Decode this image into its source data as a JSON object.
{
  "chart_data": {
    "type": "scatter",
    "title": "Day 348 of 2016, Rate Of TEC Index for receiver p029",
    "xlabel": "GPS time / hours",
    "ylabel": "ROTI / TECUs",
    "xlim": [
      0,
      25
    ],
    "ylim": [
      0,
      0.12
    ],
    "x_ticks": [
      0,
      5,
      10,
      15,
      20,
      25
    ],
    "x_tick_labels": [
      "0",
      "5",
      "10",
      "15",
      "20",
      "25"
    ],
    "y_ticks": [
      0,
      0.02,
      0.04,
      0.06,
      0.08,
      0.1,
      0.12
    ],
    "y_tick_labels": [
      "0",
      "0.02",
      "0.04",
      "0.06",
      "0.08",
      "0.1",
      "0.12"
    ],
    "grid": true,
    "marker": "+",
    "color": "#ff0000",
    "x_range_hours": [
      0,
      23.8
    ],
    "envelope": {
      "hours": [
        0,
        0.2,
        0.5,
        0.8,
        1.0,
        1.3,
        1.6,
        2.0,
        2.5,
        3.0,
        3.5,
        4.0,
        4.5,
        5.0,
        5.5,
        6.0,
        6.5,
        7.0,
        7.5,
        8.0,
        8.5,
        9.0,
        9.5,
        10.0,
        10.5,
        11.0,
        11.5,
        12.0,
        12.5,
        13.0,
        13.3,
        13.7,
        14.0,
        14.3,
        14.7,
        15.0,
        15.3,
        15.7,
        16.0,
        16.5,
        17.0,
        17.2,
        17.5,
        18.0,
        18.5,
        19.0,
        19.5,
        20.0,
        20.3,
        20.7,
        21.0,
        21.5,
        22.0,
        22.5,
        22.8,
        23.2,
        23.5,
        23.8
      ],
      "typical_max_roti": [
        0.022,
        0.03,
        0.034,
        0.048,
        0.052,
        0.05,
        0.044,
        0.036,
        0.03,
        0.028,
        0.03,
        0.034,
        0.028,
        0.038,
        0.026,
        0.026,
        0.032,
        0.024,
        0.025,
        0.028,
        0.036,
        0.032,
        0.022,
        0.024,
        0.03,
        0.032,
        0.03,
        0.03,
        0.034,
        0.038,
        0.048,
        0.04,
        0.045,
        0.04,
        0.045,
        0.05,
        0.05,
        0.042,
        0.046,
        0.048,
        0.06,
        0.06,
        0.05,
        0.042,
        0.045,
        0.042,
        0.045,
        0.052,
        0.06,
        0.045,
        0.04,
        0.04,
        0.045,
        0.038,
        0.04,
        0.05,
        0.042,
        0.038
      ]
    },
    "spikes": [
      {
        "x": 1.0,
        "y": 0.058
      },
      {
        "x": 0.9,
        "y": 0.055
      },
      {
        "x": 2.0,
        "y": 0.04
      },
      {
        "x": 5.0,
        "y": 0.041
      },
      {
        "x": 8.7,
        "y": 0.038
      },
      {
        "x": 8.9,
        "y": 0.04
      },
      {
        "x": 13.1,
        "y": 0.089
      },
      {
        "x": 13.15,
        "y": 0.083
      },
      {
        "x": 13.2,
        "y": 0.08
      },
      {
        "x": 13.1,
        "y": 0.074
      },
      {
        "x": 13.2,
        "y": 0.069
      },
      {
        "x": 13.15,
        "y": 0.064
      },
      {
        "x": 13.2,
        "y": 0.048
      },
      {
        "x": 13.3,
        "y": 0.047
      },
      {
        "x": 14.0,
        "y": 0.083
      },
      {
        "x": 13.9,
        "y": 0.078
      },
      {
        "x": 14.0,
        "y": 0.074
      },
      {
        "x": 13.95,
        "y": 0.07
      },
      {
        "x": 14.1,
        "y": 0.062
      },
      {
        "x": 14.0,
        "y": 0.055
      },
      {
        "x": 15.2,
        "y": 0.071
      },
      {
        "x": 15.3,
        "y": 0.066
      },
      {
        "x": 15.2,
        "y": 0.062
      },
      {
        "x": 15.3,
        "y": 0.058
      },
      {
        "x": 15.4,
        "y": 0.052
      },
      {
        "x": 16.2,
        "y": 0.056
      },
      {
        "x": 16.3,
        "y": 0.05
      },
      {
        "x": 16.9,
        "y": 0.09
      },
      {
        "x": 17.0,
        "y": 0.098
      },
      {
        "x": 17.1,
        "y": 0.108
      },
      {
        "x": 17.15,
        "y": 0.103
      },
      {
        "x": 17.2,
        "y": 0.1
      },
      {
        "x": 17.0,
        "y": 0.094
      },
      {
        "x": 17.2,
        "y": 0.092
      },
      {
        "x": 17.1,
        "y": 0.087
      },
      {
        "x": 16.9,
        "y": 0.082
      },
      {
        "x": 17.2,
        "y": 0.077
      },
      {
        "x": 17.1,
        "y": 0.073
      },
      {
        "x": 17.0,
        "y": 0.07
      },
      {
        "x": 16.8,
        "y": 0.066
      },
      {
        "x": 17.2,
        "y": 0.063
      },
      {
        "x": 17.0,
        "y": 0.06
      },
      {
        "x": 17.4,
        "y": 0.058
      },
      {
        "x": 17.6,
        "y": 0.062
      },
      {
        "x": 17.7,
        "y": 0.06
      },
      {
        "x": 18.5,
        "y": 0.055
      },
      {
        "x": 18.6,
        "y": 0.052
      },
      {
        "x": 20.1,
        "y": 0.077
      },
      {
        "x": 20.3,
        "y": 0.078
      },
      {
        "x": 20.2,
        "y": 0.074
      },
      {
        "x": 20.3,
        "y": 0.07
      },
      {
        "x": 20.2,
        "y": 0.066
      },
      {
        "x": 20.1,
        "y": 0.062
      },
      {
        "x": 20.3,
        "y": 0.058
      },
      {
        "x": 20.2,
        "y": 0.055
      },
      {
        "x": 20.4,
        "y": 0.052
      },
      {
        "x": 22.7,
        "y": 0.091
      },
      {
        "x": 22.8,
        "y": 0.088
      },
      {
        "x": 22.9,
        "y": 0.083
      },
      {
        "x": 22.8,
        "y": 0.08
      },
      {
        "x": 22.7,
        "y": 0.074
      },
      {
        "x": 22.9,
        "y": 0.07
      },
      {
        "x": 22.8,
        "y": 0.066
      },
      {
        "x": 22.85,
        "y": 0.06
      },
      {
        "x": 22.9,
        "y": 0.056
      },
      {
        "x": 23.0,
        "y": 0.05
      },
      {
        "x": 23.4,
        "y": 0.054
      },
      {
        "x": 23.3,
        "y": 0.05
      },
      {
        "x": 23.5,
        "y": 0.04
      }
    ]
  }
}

**********

→ **Written request**
Word for word, write out all of the data above.

→ **Written answer**
Decode this image into its source data as a JSON object.
{
  "chart_data": {
    "type": "scatter",
    "title": "Day 348 of 2016, Rate Of TEC Index for receiver p029",
    "xlabel": "GPS time / hours",
    "ylabel": "ROTI / TECUs",
    "xlim": [
      0,
      25
    ],
    "ylim": [
      0,
      0.12
    ],
    "x_ticks": [
      0,
      5,
      10,
      15,
      20,
      25
    ],
    "x_tick_labels": [
      "0",
      "5",
      "10",
      "15",
      "20",
      "25"
    ],
    "y_ticks": [
      0,
      0.02,
      0.04,
      0.06,
      0.08,
      0.1,
      0.12
    ],
    "y_tick_labels": [
      "0",
      "0.02",
      "0.04",
      "0.06",
      "0.08",
      "0.1",
      "0.12"
    ],
    "grid": true,
    "marker": "+",
    "color": "#ff0000",
    "x_range_hours": [
      0,
      23.8
    ],
    "envelope": {
      "hours": [
        0,
        0.2,
        0.5,
        0.8,
        1.0,
        1.3,
        1.6,
        2.0,
        2.5,
        3.0,
        3.5,
        4.0,
        4.5,
        5.0,
        5.5,
        6.0,
        6.5,
        7.0,
        7.5,
        8.0,
        8.5,
        9.0,
        9.5,
        10.0,
        10.5,
        11.0,
        11.5,
        12.0,
        12.5,
        13.0,
        13.3,
        13.7,
        14.0,
        14.3,
        14.7,
        15.0,
        15.3,
        15.7,
        16.0,
        16.5,
        17.0,
        17.2,
        17.5,
        18.0,
        18.5,
        19.0,
        19.5,
        20.0,
        20.3,
        20.7,
        21.0,
        21.5,
        22.0,
        22.5,
        22.8,
        23.2,
        23.5,
        23.8
      ],
      "typical_max_roti": [
        0.022,
        0.03,
        0.034,
        0.048,
        0.052,
        0.05,
        0.044,
        0.036,
        0.03,
        0.028,
        0.03,
        0.034,
        0.028,
        0.038,
        0.026,
        0.026,
        0.032,
        0.024,
        0.025,
        0.028,
        0.036,
        0.032,
        0.022,
        0.024,
        0.03,
        0.032,
        0.03,
        0.03,
        0.034,
        0.038,
        0.048,
        0.04,
        0.045,
        0.04,
        0.045,
        0.05,
        0.05,
        0.042,
        0.046,
        0.048,
        0.06,
        0.06,
        0.05,
        0.042,
        0.045,
        0.042,
        0.045,
        0.052,
        0.06,
        0.045,
        0.04,
        0.04,
        0.045,
        0.038,
        0.04,
        0.05,
        0.042,
        0.038
      ]
    },
    "spikes": [
      {
        "x": 1.0,
        "y": 0.058
      },
      {
        "x": 0.9,
        "y": 0.055
      },
      {
        "x": 2.0,
        "y": 0.04
      },
      {
        "x": 5.0,
        "y": 0.041
      },
      {
        "x": 8.7,
        "y": 0.038
      },
      {
        "x": 8.9,
        "y": 0.04
      },
      {
        "x": 13.1,
        "y": 0.089
      },
      {
        "x": 13.15,
        "y": 0.083
      },
      {
        "x": 13.2,
        "y": 0.08
      },
      {
        "x": 13.1,
        "y": 0.074
      },
      {
        "x": 13.2,
        "y": 0.069
      },
      {
        "x": 13.15,
        "y": 0.064
      },
      {
        "x": 13.2,
        "y": 0.048
      },
      {
        "x": 13.3,
        "y": 0.047
      },
      {
        "x": 14.0,
        "y": 0.083
      },
      {
        "x": 13.9,
        "y": 0.078
      },
      {
        "x": 14.0,
        "y": 0.074
      },
      {
        "x": 13.95,
        "y": 0.07
      },
      {
        "x": 14.1,
        "y": 0.062
      },
      {
        "x": 14.0,
        "y": 0.055
      },
      {
        "x": 15.2,
        "y": 0.071
      },
      {
        "x": 15.3,
        "y": 0.066
      },
      {
        "x": 15.2,
        "y": 0.062
      },
      {
        "x": 15.3,
        "y": 0.058
      },
      {
        "x": 15.4,
        "y": 0.052
      },
      {
        "x": 16.2,
        "y": 0.056
      },
      {
        "x": 16.3,
        "y": 0.05
      },
      {
        "x": 16.9,
        "y": 0.09
      },
      {
        "x": 17.0,
        "y": 0.098
      },
      {
        "x": 17.1,
        "y": 0.108
      },
      {
        "x": 17.15,
        "y": 0.103
      },
      {
        "x": 17.2,
        "y": 0.1
      },
      {
        "x": 17.0,
        "y": 0.094
      },
      {
        "x": 17.2,
        "y": 0.092
      },
      {
        "x": 17.1,
        "y": 0.087
      },
      {
        "x": 16.9,
        "y": 0.082
      },
      {
        "x": 17.2,
        "y": 0.077
      },
      {
        "x": 17.1,
        "y": 0.073
      },
      {
        "x": 17.0,
        "y": 0.07
      },
      {
        "x": 16.8,
        "y": 0.066
      },
      {
        "x": 17.2,
        "y": 0.063
      },
      {
        "x": 17.0,
        "y": 0.06
      },
      {
        "x": 17.4,
        "y": 0.058
      },
      {
        "x": 17.6,
        "y": 0.062
      },
      {
        "x": 17.7,
        "y": 0.06
      },
      {
        "x": 18.5,
        "y": 0.055
      },
      {
        "x": 18.6,
        "y": 0.052
      },
      {
        "x": 20.1,
        "y": 0.077
      },
      {
        "x": 20.3,
        "y": 0.078
      },
      {
        "x": 20.2,
        "y": 0.074
      },
      {
        "x": 20.3,
        "y": 0.07
      },
      {
        "x": 20.2,
        "y": 0.066
      },
      {
        "x": 20.1,
        "y": 0.062
      },
      {
        "x": 20.3,
        "y": 0.058
      },
      {
        "x": 20.2,
        "y": 0.055
      },
      {
        "x": 20.4,
        "y": 0.052
      },
      {
        "x": 22.7,
        "y": 0.091
      },
      {
        "x": 22.8,
        "y": 0.088
      },
      {
        "x": 22.9,
        "y": 0.083
      },
      {
        "x": 22.8,
        "y": 0.08
      },
      {
        "x": 22.7,
        "y": 0.074
      },
      {
        "x": 22.9,
        "y": 0.07
      },
      {
        "x": 22.8,
        "y": 0.066
      },
      {
        "x": 22.85,
        "y": 0.06
      },
      {
        "x": 22.9,
        "y": 0.056
      },
      {
        "x": 23.0,
        "y": 0.05
      },
      {
        "x": 23.4,
        "y": 0.054
      },
      {
        "x": 23.3,
        "y": 0.05
      },
      {
        "x": 23.5,
        "y": 0.04
      }
    ]
  }
}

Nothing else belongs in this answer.